A block of data:

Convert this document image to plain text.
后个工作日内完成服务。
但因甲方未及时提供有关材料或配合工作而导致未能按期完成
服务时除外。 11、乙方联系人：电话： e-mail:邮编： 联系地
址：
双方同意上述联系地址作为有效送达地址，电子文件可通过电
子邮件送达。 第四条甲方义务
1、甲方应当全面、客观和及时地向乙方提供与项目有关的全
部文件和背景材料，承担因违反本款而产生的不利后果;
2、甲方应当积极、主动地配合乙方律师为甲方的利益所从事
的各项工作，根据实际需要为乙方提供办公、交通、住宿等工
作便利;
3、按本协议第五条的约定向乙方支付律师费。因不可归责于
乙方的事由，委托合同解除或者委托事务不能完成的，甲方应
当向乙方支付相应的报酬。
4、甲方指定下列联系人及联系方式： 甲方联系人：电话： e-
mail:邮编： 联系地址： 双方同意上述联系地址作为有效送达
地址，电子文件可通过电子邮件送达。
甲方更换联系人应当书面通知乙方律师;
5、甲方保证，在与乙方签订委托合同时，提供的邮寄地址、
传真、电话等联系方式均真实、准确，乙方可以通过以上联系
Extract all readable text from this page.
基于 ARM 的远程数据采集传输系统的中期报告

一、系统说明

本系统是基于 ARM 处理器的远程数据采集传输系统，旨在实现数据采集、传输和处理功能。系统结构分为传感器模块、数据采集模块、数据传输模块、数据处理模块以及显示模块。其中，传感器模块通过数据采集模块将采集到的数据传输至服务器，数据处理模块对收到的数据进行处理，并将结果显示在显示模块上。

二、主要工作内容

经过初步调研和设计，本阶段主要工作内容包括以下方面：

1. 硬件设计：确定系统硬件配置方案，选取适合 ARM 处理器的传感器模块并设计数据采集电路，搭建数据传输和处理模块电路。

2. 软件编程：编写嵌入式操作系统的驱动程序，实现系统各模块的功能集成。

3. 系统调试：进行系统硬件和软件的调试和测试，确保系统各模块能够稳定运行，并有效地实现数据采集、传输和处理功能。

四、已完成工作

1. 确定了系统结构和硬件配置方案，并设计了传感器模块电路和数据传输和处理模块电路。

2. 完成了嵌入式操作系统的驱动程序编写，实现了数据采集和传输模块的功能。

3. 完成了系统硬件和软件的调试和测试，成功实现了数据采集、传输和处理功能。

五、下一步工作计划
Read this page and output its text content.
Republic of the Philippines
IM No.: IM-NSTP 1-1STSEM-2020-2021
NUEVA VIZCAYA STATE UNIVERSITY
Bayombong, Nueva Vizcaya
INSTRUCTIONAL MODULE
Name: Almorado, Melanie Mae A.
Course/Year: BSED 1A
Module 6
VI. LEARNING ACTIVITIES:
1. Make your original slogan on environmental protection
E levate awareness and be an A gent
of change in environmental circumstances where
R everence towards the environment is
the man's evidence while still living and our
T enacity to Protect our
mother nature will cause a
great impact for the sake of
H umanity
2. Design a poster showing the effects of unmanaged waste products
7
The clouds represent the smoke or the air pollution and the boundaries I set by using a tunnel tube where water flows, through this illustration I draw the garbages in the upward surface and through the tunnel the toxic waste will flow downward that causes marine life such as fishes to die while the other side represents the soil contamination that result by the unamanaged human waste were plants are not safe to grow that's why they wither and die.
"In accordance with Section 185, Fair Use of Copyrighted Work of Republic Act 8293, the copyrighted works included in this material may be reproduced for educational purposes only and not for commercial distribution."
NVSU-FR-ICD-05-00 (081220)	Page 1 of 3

* Work to complete:
Repeat every entry exactly, please.

* Answer for the task:
Convert this document image to plain text.
后个工作日内完成服务。
但因甲方未及时提供有关材料或配合工作而导致未能按期完成
服务时除外。 11、乙方联系人：电话： e-mail:邮编： 联系地
址：
双方同意上述联系地址作为有效送达地址，电子文件可通过电
子邮件送达。 第四条甲方义务
1、甲方应当全面、客观和及时地向乙方提供与项目有关的全
部文件和背景材料，承担因违反本款而产生的不利后果;
2、甲方应当积极、主动地配合乙方律师为甲方的利益所从事
的各项工作，根据实际需要为乙方提供办公、交通、住宿等工
作便利;
3、按本协议第五条的约定向乙方支付律师费。因不可归责于
乙方的事由，委托合同解除或者委托事务不能完成的，甲方应
当向乙方支付相应的报酬。
4、甲方指定下列联系人及联系方式： 甲方联系人：电话： e-
mail:邮编： 联系地址： 双方同意上述联系地址作为有效送达
地址，电子文件可通过电子邮件送达。
甲方更换联系人应当书面通知乙方律师;
5、甲方保证，在与乙方签订委托合同时，提供的邮寄地址、
传真、电话等联系方式均真实、准确，乙方可以通过以上联系
Extract all readable text from this page.
基于 ARM 的远程数据采集传输系统的中期报告

一、系统说明

本系统是基于 ARM 处理器的远程数据采集传输系统，旨在实现数据采集、传输和处理功能。系统结构分为传感器模块、数据采集模块、数据传输模块、数据处理模块以及显示模块。其中，传感器模块通过数据采集模块将采集到的数据传输至服务器，数据处理模块对收到的数据进行处理，并将结果显示在显示模块上。

二、主要工作内容

经过初步调研和设计，本阶段主要工作内容包括以下方面：

1. 硬件设计：确定系统硬件配置方案，选取适合 ARM 处理器的传感器模块并设计数据采集电路，搭建数据传输和处理模块电路。

2. 软件编程：编写嵌入式操作系统的驱动程序，实现系统各模块的功能集成。

3. 系统调试：进行系统硬件和软件的调试和测试，确保系统各模块能够稳定运行，并有效地实现数据采集、传输和处理功能。

四、已完成工作

1. 确定了系统结构和硬件配置方案，并设计了传感器模块电路和数据传输和处理模块电路。

2. 完成了嵌入式操作系统的驱动程序编写，实现了数据采集和传输模块的功能。

3. 完成了系统硬件和软件的调试和测试，成功实现了数据采集、传输和处理功能。

五、下一步工作计划
Read this page and output its text content.
Republic of the Philippines
IM No.: IM-NSTP 1-1STSEM-2020-2021
NUEVA VIZCAYA STATE UNIVERSITY
Bayombong, Nueva Vizcaya
INSTRUCTIONAL MODULE
Name: Almorado, Melanie Mae A.
Course/Year: BSED 1A
Module 6
VI. LEARNING ACTIVITIES:
1. Make your original slogan on environmental protection
E levate awareness and be an A gent
of change in environmental circumstances where
R everence towards the environment is
the man's evidence while still living and our
T enacity to Protect our
mother nature will cause a
great impact for the sake of
H umanity
2. Design a poster showing the effects of unmanaged waste products
7
The clouds represent the smoke or the air pollution and the boundaries I set by using a tunnel tube where water flows, through this illustration I draw the garbages in the upward surface and through the tunnel the toxic waste will flow downward that causes marine life such as fishes to die while the other side represents the soil contamination that result by the unamanaged human waste were plants are not safe to grow that's why they wither and die.
"In accordance with Section 185, Fair Use of Copyrighted Work of Republic Act 8293, the copyrighted works included in this material may be reproduced for educational purposes only and not for commercial distribution."
NVSU-FR-ICD-05-00 (081220)	Page 1 of 3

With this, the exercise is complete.